Fragmento del documento –
++++++++++++++++++++
Pasado, presente y futuro también lo marca nuestra Banda de Música, aquí presente. El 18 de abril de 1992, Sábado Santo, la Banda de Música hizo su presentación con una pieza musical, “Pavana”, que han interpretado esta noche. Qué mejor presentación que acompañar a “La Soledad”, imagen tan venerada por los albenses. Si esa imagen pudiera hablar, qué aportaría a nuestro Paisaje Sonoro... su rostro, que tanto nos conmueve... sus lágrimas... sus ojos. La tarde del Sábado Santo salía la Soledad de este templo donde nos encontramos, portada por las mujeres albenses. Aquel 1992, sonidos desafinados,

de niños y jóvenes que solamente llevábamos 3 meses aprendiendo a tocar un instrumento, pero el abrazo del pueblo fue tan grande que esos sonidos desafinados a muchos les llegó al corazón y lo recibieron como música celestial. Cómo la Banda no vamos a querer a la Semana Santa si fue quien nos vio nacer y crecer.

Poco a poco, año tras año, y gracias a la constancia y paciencia de nuestro director Mario Vercher, esos sonidos fueron afinándose, creciendo, y fuimos preparando marchas nuevas para que así, en la procesión de la “Carrera” aportar nuestra música cerrando la procesión, además de escucharse la Banda de Cornetas y Tambores Albense y un sonido tan original de esa tarde como es el arrastrar y las caídas de la “Cruz Pesada”. Marchas que los albenses ya tienen asimiladas y que al escucharlas les evoca el acompañamiento de las imágenes que representan los días de la Pasión de Cristo, que cada tarde del Viernes Santo salen de la Iglesia de San Juan. Hemos escuchado anteriormente “Mater Mea” de Ricardo Dorado, cuyos acordes y melodías despiertan los sentimientos de amor a Dios más escondidos en el interior del ser humano. Melodías asimiladas ya como “nuestras”, de un colectivo.
++++++++++++++++++++
Información mostrada –
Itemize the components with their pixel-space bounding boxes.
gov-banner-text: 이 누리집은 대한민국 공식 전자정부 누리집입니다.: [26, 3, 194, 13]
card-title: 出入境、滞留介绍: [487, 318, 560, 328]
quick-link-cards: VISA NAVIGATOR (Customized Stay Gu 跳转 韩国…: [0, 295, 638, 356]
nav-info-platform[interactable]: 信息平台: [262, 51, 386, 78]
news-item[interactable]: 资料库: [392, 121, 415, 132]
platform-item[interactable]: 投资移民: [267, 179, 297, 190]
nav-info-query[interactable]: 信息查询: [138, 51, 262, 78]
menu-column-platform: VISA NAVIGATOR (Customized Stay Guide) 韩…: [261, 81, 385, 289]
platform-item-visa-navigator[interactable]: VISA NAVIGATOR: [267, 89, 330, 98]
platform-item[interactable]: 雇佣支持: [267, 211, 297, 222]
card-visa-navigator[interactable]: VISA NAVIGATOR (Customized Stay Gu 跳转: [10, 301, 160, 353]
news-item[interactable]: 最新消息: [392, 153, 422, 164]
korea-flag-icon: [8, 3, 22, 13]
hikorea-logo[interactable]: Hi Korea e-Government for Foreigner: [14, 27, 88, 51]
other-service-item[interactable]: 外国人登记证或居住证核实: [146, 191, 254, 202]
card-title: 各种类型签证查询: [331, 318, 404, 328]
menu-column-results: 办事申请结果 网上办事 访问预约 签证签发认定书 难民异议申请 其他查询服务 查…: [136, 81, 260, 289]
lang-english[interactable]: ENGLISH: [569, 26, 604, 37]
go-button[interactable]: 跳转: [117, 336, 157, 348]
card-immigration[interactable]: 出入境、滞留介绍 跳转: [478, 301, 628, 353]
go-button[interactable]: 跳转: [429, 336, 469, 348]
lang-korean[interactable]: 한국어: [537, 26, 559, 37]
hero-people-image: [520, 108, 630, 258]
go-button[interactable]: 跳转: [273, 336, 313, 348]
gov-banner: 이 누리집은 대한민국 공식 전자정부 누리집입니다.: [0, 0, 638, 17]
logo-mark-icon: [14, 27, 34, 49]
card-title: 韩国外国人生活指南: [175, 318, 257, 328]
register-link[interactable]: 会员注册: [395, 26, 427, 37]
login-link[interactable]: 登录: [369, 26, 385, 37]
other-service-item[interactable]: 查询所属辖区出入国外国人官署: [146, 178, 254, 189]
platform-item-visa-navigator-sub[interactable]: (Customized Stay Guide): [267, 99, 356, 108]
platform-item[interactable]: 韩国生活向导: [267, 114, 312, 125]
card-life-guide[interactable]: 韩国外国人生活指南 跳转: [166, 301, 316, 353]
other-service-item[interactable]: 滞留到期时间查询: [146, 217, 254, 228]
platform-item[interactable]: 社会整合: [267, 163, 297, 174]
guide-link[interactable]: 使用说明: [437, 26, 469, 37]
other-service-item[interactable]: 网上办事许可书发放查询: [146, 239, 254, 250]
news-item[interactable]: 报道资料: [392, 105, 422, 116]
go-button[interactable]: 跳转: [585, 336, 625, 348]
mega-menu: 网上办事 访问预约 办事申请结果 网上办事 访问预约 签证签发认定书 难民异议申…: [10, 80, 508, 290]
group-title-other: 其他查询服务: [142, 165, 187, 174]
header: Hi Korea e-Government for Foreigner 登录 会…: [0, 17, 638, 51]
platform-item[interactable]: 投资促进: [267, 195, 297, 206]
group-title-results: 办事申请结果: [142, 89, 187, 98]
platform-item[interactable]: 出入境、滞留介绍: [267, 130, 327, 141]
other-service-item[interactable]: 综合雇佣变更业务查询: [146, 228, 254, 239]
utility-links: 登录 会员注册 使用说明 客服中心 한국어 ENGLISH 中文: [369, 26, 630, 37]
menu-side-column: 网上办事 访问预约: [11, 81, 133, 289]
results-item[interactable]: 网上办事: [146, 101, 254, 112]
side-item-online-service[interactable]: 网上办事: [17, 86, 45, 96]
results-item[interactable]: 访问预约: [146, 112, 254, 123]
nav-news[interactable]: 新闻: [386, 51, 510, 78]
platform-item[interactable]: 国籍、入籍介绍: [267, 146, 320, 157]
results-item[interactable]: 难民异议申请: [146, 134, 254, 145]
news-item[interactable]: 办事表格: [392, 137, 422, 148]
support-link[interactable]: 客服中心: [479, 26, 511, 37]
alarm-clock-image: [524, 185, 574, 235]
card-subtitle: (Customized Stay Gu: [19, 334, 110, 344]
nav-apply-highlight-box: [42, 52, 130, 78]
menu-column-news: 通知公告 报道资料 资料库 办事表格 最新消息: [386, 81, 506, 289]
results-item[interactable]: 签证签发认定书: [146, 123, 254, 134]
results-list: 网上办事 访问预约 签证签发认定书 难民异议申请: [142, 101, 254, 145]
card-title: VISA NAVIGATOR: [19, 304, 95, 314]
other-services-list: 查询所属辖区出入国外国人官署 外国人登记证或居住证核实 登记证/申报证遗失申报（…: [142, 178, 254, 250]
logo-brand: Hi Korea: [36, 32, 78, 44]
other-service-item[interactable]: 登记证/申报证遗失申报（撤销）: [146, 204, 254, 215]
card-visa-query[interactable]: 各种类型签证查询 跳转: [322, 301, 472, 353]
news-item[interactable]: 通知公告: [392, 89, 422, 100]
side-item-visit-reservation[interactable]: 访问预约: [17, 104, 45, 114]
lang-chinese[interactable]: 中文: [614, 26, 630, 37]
++++++++++++++++++++
Descripción de la tarea – Transcribe un trozo del fragmento del documento: empieza en las palabras "Poco a poco, año" y termina después de "de un colectivo.".

Respuesta del ejercicio –
Poco a poco, año tras año, y gracias a la constancia y paciencia de nuestro director Mario Vercher, esos sonidos fueron afinándose, creciendo, y fuimos preparando marchas nuevas para que así, en la procesión de la “Carrera” aportar nuestra música cerrando la procesión, además de escucharse la Banda de Cornetas y Tambores Albense y un sonido tan original de esa tarde como es el arrastrar y las caídas de la “Cruz Pesada”. Marchas que los albenses ya tienen asimiladas y que al escucharlas les evoca el acompañamiento de las imágenes que representan los días de la Pasión de Cristo, que cada tarde del Viernes Santo salen de la Iglesia de San Juan. Hemos escuchado anteriormente “Mater Mea” de Ricardo Dorado, cuyos acordes y melodías despiertan los sentimientos de amor a Dios más escondidos en el interior del ser humano. Melodías asimiladas ya como “nuestras”, de un colectivo.